→ **Your objective**: Copy each line of the listing below exactly.

▶

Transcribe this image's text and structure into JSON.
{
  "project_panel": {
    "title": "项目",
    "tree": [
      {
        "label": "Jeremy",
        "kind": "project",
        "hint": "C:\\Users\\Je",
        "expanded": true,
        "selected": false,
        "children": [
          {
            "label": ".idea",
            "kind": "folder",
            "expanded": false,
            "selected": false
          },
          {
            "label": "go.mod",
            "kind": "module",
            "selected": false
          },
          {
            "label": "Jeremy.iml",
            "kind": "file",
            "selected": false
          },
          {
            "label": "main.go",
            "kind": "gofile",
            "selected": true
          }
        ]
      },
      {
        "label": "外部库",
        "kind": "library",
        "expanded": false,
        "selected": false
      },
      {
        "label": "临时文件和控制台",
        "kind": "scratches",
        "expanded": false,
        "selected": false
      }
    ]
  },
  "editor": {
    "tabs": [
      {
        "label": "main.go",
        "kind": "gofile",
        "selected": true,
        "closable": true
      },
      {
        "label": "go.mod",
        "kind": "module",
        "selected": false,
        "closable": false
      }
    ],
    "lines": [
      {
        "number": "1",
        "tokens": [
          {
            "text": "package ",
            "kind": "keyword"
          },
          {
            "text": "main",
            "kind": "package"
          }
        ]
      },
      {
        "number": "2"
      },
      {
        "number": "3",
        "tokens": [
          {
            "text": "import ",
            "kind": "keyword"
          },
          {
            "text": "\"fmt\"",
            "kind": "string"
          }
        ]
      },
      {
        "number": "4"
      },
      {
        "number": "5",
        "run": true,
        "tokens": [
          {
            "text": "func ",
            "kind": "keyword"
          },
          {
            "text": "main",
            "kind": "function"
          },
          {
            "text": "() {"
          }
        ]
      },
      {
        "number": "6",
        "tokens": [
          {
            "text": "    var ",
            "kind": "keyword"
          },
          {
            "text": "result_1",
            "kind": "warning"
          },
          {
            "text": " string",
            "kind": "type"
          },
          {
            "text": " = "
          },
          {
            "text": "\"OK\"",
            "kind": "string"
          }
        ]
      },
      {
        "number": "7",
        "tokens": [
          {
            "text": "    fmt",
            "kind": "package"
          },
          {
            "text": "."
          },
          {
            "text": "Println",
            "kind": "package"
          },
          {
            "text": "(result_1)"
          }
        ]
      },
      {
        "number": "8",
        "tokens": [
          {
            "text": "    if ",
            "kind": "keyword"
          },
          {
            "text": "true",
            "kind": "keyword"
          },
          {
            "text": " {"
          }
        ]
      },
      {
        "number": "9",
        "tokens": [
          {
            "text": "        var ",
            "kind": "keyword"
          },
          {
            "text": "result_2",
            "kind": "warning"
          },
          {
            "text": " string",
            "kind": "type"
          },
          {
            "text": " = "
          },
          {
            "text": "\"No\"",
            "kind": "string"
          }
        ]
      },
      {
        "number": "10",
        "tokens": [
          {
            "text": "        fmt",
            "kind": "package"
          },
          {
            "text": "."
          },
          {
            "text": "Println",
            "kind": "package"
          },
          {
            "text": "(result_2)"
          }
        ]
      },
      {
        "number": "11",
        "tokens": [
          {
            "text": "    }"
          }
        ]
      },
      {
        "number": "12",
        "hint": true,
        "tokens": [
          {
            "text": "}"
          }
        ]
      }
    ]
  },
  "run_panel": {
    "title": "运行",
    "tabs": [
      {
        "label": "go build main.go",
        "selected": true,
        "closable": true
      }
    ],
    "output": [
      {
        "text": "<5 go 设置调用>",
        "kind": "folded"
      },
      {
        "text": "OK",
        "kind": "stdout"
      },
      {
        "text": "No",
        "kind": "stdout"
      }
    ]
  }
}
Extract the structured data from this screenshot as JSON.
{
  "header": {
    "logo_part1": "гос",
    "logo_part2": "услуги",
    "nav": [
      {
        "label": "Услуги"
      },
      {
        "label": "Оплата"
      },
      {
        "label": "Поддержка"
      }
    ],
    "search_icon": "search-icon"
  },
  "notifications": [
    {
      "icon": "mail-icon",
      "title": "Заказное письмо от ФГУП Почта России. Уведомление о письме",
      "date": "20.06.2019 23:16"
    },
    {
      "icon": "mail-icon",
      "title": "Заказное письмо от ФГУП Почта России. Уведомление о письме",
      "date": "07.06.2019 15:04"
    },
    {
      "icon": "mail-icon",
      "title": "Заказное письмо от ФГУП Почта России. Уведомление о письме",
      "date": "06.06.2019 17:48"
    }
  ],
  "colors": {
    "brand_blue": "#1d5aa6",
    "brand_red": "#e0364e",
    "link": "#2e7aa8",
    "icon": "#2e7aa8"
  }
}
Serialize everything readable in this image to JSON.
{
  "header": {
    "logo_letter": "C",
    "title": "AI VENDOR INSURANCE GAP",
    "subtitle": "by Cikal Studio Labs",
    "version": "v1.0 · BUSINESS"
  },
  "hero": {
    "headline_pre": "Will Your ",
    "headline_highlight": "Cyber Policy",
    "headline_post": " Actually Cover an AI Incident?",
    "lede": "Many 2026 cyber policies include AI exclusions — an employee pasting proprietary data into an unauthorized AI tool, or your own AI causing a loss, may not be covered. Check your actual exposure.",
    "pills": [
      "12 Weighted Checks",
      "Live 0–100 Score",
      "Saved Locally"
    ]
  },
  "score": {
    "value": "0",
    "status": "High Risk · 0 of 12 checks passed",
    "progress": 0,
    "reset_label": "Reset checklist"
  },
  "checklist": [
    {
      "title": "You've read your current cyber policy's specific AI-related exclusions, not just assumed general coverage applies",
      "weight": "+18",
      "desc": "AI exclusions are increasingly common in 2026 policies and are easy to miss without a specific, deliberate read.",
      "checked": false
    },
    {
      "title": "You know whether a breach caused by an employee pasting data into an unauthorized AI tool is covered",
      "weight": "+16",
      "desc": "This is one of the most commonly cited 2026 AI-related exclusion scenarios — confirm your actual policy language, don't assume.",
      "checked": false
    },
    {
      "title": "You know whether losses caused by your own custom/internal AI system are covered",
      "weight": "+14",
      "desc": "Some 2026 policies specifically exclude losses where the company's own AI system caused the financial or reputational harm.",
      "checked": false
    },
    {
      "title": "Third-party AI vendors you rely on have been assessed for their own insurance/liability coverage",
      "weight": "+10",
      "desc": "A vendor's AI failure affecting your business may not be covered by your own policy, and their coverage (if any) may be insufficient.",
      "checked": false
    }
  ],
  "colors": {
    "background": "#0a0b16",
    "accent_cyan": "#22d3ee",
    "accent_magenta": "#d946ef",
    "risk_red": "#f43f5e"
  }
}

◀

→ **Answer below**:
Transcribe this image's text and structure into JSON.
{
  "project_panel": {
    "title": "项目",
    "tree": [
      {
        "label": "Jeremy",
        "kind": "project",
        "hint": "C:\\Users\\Je",
        "expanded": true,
        "selected": false,
        "children": [
          {
            "label": ".idea",
            "kind": "folder",
            "expanded": false,
            "selected": false
          },
          {
            "label": "go.mod",
            "kind": "module",
            "selected": false
          },
          {
            "label": "Jeremy.iml",
            "kind": "file",
            "selected": false
          },
          {
            "label": "main.go",
            "kind": "gofile",
            "selected": true
          }
        ]
      },
      {
        "label": "外部库",
        "kind": "library",
        "expanded": false,
        "selected": false
      },
      {
        "label": "临时文件和控制台",
        "kind": "scratches",
        "expanded": false,
        "selected": false
      }
    ]
  },
  "editor": {
    "tabs": [
      {
        "label": "main.go",
        "kind": "gofile",
        "selected": true,
        "closable": true
      },
      {
        "label": "go.mod",
        "kind": "module",
        "selected": false,
        "closable": false
      }
    ],
    "lines": [
      {
        "number": "1",
        "tokens": [
          {
            "text": "package ",
            "kind": "keyword"
          },
          {
            "text": "main",
            "kind": "package"
          }
        ]
      },
      {
        "number": "2"
      },
      {
        "number": "3",
        "tokens": [
          {
            "text": "import ",
            "kind": "keyword"
          },
          {
            "text": "\"fmt\"",
            "kind": "string"
          }
        ]
      },
      {
        "number": "4"
      },
      {
        "number": "5",
        "run": true,
        "tokens": [
          {
            "text": "func ",
            "kind": "keyword"
          },
          {
            "text": "main",
            "kind": "function"
          },
          {
            "text": "() {"
          }
        ]
      },
      {
        "number": "6",
        "tokens": [
          {
            "text": "    var ",
            "kind": "keyword"
          },
          {
            "text": "result_1",
            "kind": "warning"
          },
          {
            "text": " string",
            "kind": "type"
          },
          {
            "text": " = "
          },
          {
            "text": "\"OK\"",
            "kind": "string"
          }
        ]
      },
      {
        "number": "7",
        "tokens": [
          {
            "text": "    fmt",
            "kind": "package"
          },
          {
            "text": "."
          },
          {
            "text": "Println",
            "kind": "package"
          },
          {
            "text": "(result_1)"
          }
        ]
      },
      {
        "number": "8",
        "tokens": [
          {
            "text": "    if ",
            "kind": "keyword"
          },
          {
            "text": "true",
            "kind": "keyword"
          },
          {
            "text": " {"
          }
        ]
      },
      {
        "number": "9",
        "tokens": [
          {
            "text": "        var ",
            "kind": "keyword"
          },
          {
            "text": "result_2",
            "kind": "warning"
          },
          {
            "text": " string",
            "kind": "type"
          },
          {
            "text": " = "
          },
          {
            "text": "\"No\"",
            "kind": "string"
          }
        ]
      },
      {
        "number": "10",
        "tokens": [
          {
            "text": "        fmt",
            "kind": "package"
          },
          {
            "text": "."
          },
          {
            "text": "Println",
            "kind": "package"
          },
          {
            "text": "(result_2)"
          }
        ]
      },
      {
        "number": "11",
        "tokens": [
          {
            "text": "    }"
          }
        ]
      },
      {
        "number": "12",
        "hint": true,
        "tokens": [
          {
            "text": "}"
          }
        ]
      }
    ]
  },
  "run_panel": {
    "title": "运行",
    "tabs": [
      {
        "label": "go build main.go",
        "selected": true,
        "closable": true
      }
    ],
    "output": [
      {
        "text": "<5 go 设置调用>",
        "kind": "folded"
      },
      {
        "text": "OK",
        "kind": "stdout"
      },
      {
        "text": "No",
        "kind": "stdout"
      }
    ]
  }
}
Extract the structured data from this screenshot as JSON.
{
  "header": {
    "logo_part1": "гос",
    "logo_part2": "услуги",
    "nav": [
      {
        "label": "Услуги"
      },
      {
        "label": "Оплата"
      },
      {
        "label": "Поддержка"
      }
    ],
    "search_icon": "search-icon"
  },
  "notifications": [
    {
      "icon": "mail-icon",
      "title": "Заказное письмо от ФГУП Почта России. Уведомление о письме",
      "date": "20.06.2019 23:16"
    },
    {
      "icon": "mail-icon",
      "title": "Заказное письмо от ФГУП Почта России. Уведомление о письме",
      "date": "07.06.2019 15:04"
    },
    {
      "icon": "mail-icon",
      "title": "Заказное письмо от ФГУП Почта России. Уведомление о письме",
      "date": "06.06.2019 17:48"
    }
  ],
  "colors": {
    "brand_blue": "#1d5aa6",
    "brand_red": "#e0364e",
    "link": "#2e7aa8",
    "icon": "#2e7aa8"
  }
}
Serialize everything readable in this image to JSON.
{
  "header": {
    "logo_letter": "C",
    "title": "AI VENDOR INSURANCE GAP",
    "subtitle": "by Cikal Studio Labs",
    "version": "v1.0 · BUSINESS"
  },
  "hero": {
    "headline_pre": "Will Your ",
    "headline_highlight": "Cyber Policy",
    "headline_post": " Actually Cover an AI Incident?",
    "lede": "Many 2026 cyber policies include AI exclusions — an employee pasting proprietary data into an unauthorized AI tool, or your own AI causing a loss, may not be covered. Check your actual exposure.",
    "pills": [
      "12 Weighted Checks",
      "Live 0–100 Score",
      "Saved Locally"
    ]
  },
  "score": {
    "value": "0",
    "status": "High Risk · 0 of 12 checks passed",
    "progress": 0,
    "reset_label": "Reset checklist"
  },
  "checklist": [
    {
      "title": "You've read your current cyber policy's specific AI-related exclusions, not just assumed general coverage applies",
      "weight": "+18",
      "desc": "AI exclusions are increasingly common in 2026 policies and are easy to miss without a specific, deliberate read.",
      "checked": false
    },
    {
      "title": "You know whether a breach caused by an employee pasting data into an unauthorized AI tool is covered",
      "weight": "+16",
      "desc": "This is one of the most commonly cited 2026 AI-related exclusion scenarios — confirm your actual policy language, don't assume.",
      "checked": false
    },
    {
      "title": "You know whether losses caused by your own custom/internal AI system are covered",
      "weight": "+14",
      "desc": "Some 2026 policies specifically exclude losses where the company's own AI system caused the financial or reputational harm.",
      "checked": false
    },
    {
      "title": "Third-party AI vendors you rely on have been assessed for their own insurance/liability coverage",
      "weight": "+10",
      "desc": "A vendor's AI failure affecting your business may not be covered by your own policy, and their coverage (if any) may be insufficient.",
      "checked": false
    }
  ],
  "colors": {
    "background": "#0a0b16",
    "accent_cyan": "#22d3ee",
    "accent_magenta": "#d946ef",
    "risk_red": "#f43f5e"
  }
}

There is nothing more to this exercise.